#### Material to process ####

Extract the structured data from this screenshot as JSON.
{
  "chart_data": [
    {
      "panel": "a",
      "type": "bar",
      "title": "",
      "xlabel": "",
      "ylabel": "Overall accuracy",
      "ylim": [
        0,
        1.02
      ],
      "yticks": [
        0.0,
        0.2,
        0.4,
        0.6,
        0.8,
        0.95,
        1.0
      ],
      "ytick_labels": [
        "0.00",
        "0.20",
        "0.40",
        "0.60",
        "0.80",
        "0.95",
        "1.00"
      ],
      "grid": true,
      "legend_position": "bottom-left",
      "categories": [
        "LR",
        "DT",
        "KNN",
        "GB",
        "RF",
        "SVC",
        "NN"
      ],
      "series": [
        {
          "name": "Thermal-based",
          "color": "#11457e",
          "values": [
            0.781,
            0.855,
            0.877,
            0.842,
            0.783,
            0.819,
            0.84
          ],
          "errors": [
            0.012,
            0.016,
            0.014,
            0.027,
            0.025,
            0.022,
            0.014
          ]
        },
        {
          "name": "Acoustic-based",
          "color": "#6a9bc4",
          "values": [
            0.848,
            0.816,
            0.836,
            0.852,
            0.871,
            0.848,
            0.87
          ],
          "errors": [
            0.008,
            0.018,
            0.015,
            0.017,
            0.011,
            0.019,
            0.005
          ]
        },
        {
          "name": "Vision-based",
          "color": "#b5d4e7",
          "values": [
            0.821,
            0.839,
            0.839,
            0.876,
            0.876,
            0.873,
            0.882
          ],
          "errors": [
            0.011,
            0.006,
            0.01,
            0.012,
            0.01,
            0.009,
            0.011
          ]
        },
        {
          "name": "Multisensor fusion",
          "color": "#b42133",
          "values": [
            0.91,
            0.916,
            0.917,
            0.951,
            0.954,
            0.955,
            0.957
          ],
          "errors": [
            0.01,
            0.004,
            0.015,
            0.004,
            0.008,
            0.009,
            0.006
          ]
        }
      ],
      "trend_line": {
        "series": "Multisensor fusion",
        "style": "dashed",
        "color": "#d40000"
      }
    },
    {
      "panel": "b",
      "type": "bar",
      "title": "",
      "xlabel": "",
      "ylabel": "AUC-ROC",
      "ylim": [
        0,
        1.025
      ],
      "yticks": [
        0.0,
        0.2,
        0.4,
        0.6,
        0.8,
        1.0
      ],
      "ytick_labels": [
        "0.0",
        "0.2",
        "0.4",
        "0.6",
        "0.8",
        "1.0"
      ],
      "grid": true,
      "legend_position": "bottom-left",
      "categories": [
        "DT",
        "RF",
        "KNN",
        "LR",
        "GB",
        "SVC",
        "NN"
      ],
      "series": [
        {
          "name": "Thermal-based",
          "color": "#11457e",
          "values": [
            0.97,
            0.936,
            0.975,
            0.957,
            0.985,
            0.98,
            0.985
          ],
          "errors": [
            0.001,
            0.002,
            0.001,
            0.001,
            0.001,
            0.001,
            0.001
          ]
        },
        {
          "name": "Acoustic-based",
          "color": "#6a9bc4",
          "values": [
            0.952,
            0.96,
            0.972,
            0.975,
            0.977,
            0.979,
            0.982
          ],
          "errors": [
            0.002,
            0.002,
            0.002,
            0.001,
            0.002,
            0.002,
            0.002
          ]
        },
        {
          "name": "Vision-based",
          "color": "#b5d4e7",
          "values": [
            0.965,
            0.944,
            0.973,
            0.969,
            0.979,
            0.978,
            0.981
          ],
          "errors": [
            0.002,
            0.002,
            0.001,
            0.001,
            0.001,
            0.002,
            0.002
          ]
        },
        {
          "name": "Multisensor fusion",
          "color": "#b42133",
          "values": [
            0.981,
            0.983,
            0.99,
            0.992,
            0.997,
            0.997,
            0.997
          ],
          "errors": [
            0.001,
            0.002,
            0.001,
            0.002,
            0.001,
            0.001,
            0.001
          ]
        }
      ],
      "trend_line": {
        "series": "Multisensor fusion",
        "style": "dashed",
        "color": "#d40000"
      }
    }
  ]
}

####

> _Direction_
Provide an exact reproduction of all the entries shown above.

> _Reply to the exercise_
Extract the structured data from this screenshot as JSON.
{
  "chart_data": [
    {
      "panel": "a",
      "type": "bar",
      "title": "",
      "xlabel": "",
      "ylabel": "Overall accuracy",
      "ylim": [
        0,
        1.02
      ],
      "yticks": [
        0.0,
        0.2,
        0.4,
        0.6,
        0.8,
        0.95,
        1.0
      ],
      "ytick_labels": [
        "0.00",
        "0.20",
        "0.40",
        "0.60",
        "0.80",
        "0.95",
        "1.00"
      ],
      "grid": true,
      "legend_position": "bottom-left",
      "categories": [
        "LR",
        "DT",
        "KNN",
        "GB",
        "RF",
        "SVC",
        "NN"
      ],
      "series": [
        {
          "name": "Thermal-based",
          "color": "#11457e",
          "values": [
            0.781,
            0.855,
            0.877,
            0.842,
            0.783,
            0.819,
            0.84
          ],
          "errors": [
            0.012,
            0.016,
            0.014,
            0.027,
            0.025,
            0.022,
            0.014
          ]
        },
        {
          "name": "Acoustic-based",
          "color": "#6a9bc4",
          "values": [
            0.848,
            0.816,
            0.836,
            0.852,
            0.871,
            0.848,
            0.87
          ],
          "errors": [
            0.008,
            0.018,
            0.015,
            0.017,
            0.011,
            0.019,
            0.005
          ]
        },
        {
          "name": "Vision-based",
          "color": "#b5d4e7",
          "values": [
            0.821,
            0.839,
            0.839,
            0.876,
            0.876,
            0.873,
            0.882
          ],
          "errors": [
            0.011,
            0.006,
            0.01,
            0.012,
            0.01,
            0.009,
            0.011
          ]
        },
        {
          "name": "Multisensor fusion",
          "color": "#b42133",
          "values": [
            0.91,
            0.916,
            0.917,
            0.951,
            0.954,
            0.955,
            0.957
          ],
          "errors": [
            0.01,
            0.004,
            0.015,
            0.004,
            0.008,
            0.009,
            0.006
          ]
        }
      ],
      "trend_line": {
        "series": "Multisensor fusion",
        "style": "dashed",
        "color": "#d40000"
      }
    },
    {
      "panel": "b",
      "type": "bar",
      "title": "",
      "xlabel": "",
      "ylabel": "AUC-ROC",
      "ylim": [
        0,
        1.025
      ],
      "yticks": [
        0.0,
        0.2,
        0.4,
        0.6,
        0.8,
        1.0
      ],
      "ytick_labels": [
        "0.0",
        "0.2",
        "0.4",
        "0.6",
        "0.8",
        "1.0"
      ],
      "grid": true,
      "legend_position": "bottom-left",
      "categories": [
        "DT",
        "RF",
        "KNN",
        "LR",
        "GB",
        "SVC",
        "NN"
      ],
      "series": [
        {
          "name": "Thermal-based",
          "color": "#11457e",
          "values": [
            0.97,
            0.936,
            0.975,
            0.957,
            0.985,
            0.98,
            0.985
          ],
          "errors": [
            0.001,
            0.002,
            0.001,
            0.001,
            0.001,
            0.001,
            0.001
          ]
        },
        {
          "name": "Acoustic-based",
          "color": "#6a9bc4",
          "values": [
            0.952,
            0.96,
            0.972,
            0.975,
            0.977,
            0.979,
            0.982
          ],
          "errors": [
            0.002,
            0.002,
            0.002,
            0.001,
            0.002,
            0.002,
            0.002
          ]
        },
        {
          "name": "Vision-based",
          "color": "#b5d4e7",
          "values": [
            0.965,
            0.944,
            0.973,
            0.969,
            0.979,
            0.978,
            0.981
          ],
          "errors": [
            0.002,
            0.002,
            0.001,
            0.001,
            0.001,
            0.002,
            0.002
          ]
        },
        {
          "name": "Multisensor fusion",
          "color": "#b42133",
          "values": [
            0.981,
            0.983,
            0.99,
            0.992,
            0.997,
            0.997,
            0.997
          ],
          "errors": [
            0.001,
            0.002,
            0.001,
            0.002,
            0.001,
            0.001,
            0.001
          ]
        }
      ],
      "trend_line": {
        "series": "Multisensor fusion",
        "style": "dashed",
        "color": "#d40000"
      }
    }
  ]
}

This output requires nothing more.